SUPPLIED DATA:
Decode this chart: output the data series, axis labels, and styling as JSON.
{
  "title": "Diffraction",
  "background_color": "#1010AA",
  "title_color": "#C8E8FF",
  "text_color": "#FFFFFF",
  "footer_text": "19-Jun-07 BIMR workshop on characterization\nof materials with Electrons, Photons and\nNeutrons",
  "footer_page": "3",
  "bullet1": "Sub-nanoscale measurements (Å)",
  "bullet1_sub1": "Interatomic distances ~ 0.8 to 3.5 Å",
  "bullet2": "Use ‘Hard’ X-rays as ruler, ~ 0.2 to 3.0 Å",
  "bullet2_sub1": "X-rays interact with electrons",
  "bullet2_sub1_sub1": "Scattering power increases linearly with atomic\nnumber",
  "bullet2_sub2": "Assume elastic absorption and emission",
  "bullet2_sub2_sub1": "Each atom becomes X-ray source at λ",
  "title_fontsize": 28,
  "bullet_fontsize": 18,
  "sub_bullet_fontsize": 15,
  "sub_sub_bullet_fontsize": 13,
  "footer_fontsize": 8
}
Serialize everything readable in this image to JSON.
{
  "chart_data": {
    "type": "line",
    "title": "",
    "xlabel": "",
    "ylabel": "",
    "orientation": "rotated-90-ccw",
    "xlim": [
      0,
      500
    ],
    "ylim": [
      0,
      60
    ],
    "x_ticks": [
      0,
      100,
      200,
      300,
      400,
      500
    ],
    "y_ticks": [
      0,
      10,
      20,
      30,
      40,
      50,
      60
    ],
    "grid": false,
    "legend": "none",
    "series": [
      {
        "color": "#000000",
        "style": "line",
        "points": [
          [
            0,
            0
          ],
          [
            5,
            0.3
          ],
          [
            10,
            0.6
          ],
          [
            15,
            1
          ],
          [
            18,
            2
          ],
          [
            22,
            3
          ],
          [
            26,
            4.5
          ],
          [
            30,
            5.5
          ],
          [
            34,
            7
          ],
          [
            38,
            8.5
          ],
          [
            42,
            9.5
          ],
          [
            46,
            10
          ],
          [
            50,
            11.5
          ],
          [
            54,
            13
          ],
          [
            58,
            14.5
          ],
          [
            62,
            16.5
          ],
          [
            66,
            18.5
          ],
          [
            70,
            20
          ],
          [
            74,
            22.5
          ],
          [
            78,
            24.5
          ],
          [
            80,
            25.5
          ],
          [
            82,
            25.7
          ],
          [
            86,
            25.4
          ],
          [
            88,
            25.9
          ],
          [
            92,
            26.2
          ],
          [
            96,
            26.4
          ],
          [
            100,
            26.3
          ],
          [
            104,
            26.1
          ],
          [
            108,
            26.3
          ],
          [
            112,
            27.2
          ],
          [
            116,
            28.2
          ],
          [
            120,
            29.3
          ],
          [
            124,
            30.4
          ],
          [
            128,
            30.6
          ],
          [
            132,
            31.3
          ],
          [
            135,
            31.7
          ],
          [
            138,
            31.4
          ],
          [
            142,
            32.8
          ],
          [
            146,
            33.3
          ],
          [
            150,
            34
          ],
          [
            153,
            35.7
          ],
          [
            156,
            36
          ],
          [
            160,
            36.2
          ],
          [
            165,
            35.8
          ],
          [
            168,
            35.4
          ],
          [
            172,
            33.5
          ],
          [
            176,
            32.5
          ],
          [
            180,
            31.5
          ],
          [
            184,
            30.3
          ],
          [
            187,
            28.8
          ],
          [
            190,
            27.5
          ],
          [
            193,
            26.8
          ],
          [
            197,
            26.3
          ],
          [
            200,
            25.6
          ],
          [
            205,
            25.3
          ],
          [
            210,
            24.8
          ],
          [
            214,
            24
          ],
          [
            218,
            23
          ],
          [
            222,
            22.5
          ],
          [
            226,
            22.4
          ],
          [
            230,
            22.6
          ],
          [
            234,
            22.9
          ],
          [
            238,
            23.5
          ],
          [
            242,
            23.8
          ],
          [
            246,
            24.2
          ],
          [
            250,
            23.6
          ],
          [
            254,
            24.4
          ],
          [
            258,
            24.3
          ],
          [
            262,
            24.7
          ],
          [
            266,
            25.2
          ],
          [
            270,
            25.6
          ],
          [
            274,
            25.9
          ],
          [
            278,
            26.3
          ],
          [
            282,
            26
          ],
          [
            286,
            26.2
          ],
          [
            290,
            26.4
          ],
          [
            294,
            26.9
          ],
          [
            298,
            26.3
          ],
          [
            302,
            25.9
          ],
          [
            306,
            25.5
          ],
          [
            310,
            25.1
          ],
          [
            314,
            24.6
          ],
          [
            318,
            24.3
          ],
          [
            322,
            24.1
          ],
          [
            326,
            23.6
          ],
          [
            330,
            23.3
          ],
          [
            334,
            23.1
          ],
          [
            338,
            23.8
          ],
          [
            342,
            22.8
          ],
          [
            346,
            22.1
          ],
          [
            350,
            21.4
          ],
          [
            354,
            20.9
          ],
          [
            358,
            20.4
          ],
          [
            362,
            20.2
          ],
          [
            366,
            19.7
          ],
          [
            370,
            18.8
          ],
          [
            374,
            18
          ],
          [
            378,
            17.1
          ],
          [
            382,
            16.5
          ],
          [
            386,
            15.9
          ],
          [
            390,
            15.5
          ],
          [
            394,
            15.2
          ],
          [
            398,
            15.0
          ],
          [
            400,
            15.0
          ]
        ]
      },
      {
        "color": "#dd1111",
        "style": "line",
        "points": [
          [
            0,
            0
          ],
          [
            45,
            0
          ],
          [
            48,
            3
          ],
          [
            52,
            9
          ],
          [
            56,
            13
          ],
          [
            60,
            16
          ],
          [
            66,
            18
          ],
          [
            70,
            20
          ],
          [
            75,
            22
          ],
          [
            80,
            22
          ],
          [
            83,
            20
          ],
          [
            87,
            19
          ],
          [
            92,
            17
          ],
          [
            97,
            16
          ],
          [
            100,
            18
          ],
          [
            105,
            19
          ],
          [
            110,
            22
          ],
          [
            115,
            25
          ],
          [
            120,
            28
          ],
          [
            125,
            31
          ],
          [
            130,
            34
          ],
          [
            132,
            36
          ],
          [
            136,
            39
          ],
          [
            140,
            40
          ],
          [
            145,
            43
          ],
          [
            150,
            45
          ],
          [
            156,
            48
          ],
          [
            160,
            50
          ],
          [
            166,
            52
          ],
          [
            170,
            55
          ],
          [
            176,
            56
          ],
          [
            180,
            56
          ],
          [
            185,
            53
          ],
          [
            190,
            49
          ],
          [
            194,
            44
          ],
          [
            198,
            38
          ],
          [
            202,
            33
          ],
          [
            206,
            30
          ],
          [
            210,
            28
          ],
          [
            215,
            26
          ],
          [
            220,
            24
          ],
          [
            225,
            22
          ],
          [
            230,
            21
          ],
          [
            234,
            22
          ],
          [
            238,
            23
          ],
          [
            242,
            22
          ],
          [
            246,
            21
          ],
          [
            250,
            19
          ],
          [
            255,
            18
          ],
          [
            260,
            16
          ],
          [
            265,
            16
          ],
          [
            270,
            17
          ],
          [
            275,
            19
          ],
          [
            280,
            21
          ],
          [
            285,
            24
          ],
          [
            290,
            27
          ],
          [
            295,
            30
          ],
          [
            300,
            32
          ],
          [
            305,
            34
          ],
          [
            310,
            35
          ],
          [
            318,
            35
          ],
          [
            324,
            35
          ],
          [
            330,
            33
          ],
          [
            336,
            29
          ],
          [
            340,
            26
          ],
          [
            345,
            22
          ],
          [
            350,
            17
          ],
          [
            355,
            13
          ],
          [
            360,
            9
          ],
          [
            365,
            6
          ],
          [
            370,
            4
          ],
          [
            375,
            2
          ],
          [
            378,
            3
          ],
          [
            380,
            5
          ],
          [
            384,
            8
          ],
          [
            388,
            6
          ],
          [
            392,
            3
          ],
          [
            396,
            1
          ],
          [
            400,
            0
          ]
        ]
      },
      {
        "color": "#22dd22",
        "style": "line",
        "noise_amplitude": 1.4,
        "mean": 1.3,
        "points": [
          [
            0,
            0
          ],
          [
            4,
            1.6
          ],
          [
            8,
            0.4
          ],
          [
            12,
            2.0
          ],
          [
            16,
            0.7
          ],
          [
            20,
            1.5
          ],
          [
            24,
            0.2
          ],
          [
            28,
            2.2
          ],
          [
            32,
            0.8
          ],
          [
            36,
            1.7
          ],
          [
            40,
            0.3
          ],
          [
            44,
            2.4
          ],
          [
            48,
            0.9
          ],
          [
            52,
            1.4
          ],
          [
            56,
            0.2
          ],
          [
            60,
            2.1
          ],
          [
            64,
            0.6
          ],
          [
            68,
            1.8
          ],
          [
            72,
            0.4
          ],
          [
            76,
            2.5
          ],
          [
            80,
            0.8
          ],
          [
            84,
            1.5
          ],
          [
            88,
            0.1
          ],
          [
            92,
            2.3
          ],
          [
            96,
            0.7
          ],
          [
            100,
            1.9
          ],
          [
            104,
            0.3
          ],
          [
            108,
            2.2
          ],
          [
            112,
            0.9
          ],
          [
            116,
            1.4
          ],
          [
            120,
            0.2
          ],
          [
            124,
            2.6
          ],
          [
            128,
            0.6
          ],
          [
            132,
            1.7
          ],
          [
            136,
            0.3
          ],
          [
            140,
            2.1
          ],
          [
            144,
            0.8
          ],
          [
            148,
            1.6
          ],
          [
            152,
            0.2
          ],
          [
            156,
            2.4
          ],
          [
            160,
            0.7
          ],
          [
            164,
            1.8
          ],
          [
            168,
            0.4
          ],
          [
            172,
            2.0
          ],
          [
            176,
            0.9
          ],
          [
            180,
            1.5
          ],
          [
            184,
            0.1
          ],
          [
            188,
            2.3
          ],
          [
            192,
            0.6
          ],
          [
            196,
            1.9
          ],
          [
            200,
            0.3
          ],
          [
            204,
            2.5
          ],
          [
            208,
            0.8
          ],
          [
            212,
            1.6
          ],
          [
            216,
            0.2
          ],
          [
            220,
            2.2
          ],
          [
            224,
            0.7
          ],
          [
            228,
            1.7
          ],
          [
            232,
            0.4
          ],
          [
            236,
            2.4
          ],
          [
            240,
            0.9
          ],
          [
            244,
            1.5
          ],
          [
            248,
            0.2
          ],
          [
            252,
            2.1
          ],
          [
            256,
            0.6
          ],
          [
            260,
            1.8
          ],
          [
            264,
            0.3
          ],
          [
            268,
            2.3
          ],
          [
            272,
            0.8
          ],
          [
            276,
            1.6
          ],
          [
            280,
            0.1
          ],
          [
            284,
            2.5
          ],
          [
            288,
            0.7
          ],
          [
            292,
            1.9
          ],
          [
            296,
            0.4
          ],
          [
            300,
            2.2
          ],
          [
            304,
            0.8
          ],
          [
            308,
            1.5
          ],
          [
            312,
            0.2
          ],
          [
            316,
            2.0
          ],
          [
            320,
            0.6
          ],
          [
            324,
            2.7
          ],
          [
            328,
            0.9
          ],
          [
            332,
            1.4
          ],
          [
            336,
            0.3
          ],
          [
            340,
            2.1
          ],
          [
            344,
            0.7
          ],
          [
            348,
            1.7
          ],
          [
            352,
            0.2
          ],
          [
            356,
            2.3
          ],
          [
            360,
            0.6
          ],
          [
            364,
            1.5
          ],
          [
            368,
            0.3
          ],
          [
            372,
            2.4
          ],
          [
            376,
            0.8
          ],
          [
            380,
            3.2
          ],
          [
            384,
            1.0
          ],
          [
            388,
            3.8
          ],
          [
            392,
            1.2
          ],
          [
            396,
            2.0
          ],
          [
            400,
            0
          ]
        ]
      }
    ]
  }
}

SHORT TASK: Determine how many lines in the listing above hold the string "this", then write only the number.

EXERCISE SOLUTION: 2